Su estrategia -quizás cómoda en el cuanto peor, mejor- ha tenido otro empujón con la crisis del covid: el consumidor se termina de arrojar al comercio online -las visitas a su web española se han disparado- y muchos mayoristas y minoristas ven en Amazon la última tabla de salvación para evitar el cierre. Pero la situación tiene un reverso, impulsado por una ferocidad sin regular y ese inmenso capital de datos que le proporcionan queriendo o sin querer clientes, proveedores y vendedores. Un caudal que sirve a esta plataforma para perfeccionar sus estrategias de ventas, copiar productos ajenos que funcionan y acabar bajando precios hasta límites insoportables para el pequeño comercio -imposible competir desde fuera- y sus suministradores -ahogados desde dentro-, a los que compra -con su estrategia de la “gacela enferma"-, hunde o parasita. Estas malas praxis las han denunciado Francia -que ya la multó por vulnerar la privacidad del cliente y dañar a pymes-, Alemania o Bruselas -que maneja una posible multa del 10% de sus ingresos anuales-, y las sufrieron las empresas españolas que ahora demandan al gigante por impagos millonarios, acusándolo de promover relaciones contractuales propias del feudalismo. Tan descorazonador es escuchar esas prácticas como leer las tristes condiciones laborales que sufren sus empleados, con míseros sueldos, falta de material de protección en las primeras semanas de la pandemia y con la amenaza del despido si se atreven a protestar.

Nadie puede negar los avances ni el progreso derivado del capitalismo y todos sus hijos. Pero en la era digital, para estimular la innovación y proteger el libre mercado y la propia arquitectura social, es vital garantizar que estas empresas tan dominantes en sus ámbitos -Amazon, Google, Facebook, Apple…- no se conviertan en estructuras orwellianas con unos privilegios y poderes online inimaginables en el mundo físico. Avanzar no puede significar retroceder: los cambios que se están sucediendo en los estratos laborales son imparables y los “marketplace” son presente y futuro del comercio, pero todo debe desarrollarse con garantías para empresas, trabajadores y clientes. Justo lo contrario que parece practicar el imperio de Bezos. No puede haber nadie por encima de las leyes, los mercados no pueden ser monopolios, los contratos no pueden ser unilaterales y es insostenible que Amazon sea a la vez escaparate y vendedor, juez y parte.

Datos aportados:
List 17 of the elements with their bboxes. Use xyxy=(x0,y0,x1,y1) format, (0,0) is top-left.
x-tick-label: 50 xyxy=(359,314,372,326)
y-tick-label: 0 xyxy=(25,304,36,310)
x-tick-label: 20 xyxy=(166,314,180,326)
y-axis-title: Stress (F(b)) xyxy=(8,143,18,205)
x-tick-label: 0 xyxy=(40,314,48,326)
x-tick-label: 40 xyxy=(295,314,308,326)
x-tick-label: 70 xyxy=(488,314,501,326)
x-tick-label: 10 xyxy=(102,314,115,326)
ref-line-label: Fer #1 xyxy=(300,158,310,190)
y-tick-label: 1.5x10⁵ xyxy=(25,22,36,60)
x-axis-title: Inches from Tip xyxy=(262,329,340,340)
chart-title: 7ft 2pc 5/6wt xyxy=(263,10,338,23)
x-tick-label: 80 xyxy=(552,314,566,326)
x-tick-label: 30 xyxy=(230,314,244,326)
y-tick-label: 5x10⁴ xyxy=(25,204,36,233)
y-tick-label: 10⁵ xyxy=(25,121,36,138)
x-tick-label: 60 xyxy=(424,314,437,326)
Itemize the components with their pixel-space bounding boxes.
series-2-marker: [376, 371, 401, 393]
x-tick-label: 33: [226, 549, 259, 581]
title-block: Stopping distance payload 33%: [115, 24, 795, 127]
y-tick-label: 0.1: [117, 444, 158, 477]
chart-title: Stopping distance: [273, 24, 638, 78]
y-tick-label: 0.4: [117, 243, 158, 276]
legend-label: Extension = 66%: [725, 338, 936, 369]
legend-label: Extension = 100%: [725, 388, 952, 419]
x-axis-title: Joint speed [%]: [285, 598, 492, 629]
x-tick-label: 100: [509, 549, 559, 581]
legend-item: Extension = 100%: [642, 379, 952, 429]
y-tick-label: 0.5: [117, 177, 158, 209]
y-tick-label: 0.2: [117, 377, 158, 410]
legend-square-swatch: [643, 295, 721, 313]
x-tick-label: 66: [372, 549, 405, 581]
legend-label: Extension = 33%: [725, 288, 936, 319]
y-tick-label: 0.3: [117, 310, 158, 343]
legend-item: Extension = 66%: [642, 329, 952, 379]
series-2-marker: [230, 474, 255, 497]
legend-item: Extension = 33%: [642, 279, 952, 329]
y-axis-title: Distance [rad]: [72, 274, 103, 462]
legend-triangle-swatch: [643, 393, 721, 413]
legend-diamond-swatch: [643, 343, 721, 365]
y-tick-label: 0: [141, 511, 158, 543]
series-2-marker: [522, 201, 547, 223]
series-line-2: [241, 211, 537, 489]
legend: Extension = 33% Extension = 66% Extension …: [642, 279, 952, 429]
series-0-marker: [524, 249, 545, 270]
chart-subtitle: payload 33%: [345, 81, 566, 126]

Qué hacer:
1: Enumera las empresas que el texto sobre Amazon cita entre guiones como ejemplos de empresas tan dominantes en sus ámbitos.
2: Traduce al inglés esta oración del texto sobre Amazon: "Nadie puede negar los avances ni el progreso derivado del capitalismo y todos sus hijos."
Los datos provienen de una fuente distinta a la del texto.

Respuestas:
1: Amazon, Google, Facebook y Apple.

2: No one can deny the advances or the progress derived from capitalism and all its offspring.